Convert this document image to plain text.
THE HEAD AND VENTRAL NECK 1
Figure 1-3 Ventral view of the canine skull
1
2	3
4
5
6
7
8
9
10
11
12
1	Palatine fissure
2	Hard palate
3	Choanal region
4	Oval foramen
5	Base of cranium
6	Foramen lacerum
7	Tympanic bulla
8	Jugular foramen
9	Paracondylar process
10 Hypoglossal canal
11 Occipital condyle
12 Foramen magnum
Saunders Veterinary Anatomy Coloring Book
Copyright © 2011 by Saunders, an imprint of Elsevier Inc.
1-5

### YOUR INSTRUCTIONS
Please restate the whole listing word for word.

### TASK RESULT
Convert this document image to plain text.
THE HEAD AND VENTRAL NECK 1
Figure 1-3 Ventral view of the canine skull
1
2	3
4
5
6
7
8
9
10
11
12
1	Palatine fissure
2	Hard palate
3	Choanal region
4	Oval foramen
5	Base of cranium
6	Foramen lacerum
7	Tympanic bulla
8	Jugular foramen
9	Paracondylar process
10 Hypoglossal canal
11 Occipital condyle
12 Foramen magnum
Saunders Veterinary Anatomy Coloring Book
Copyright © 2011 by Saunders, an imprint of Elsevier Inc.
1-5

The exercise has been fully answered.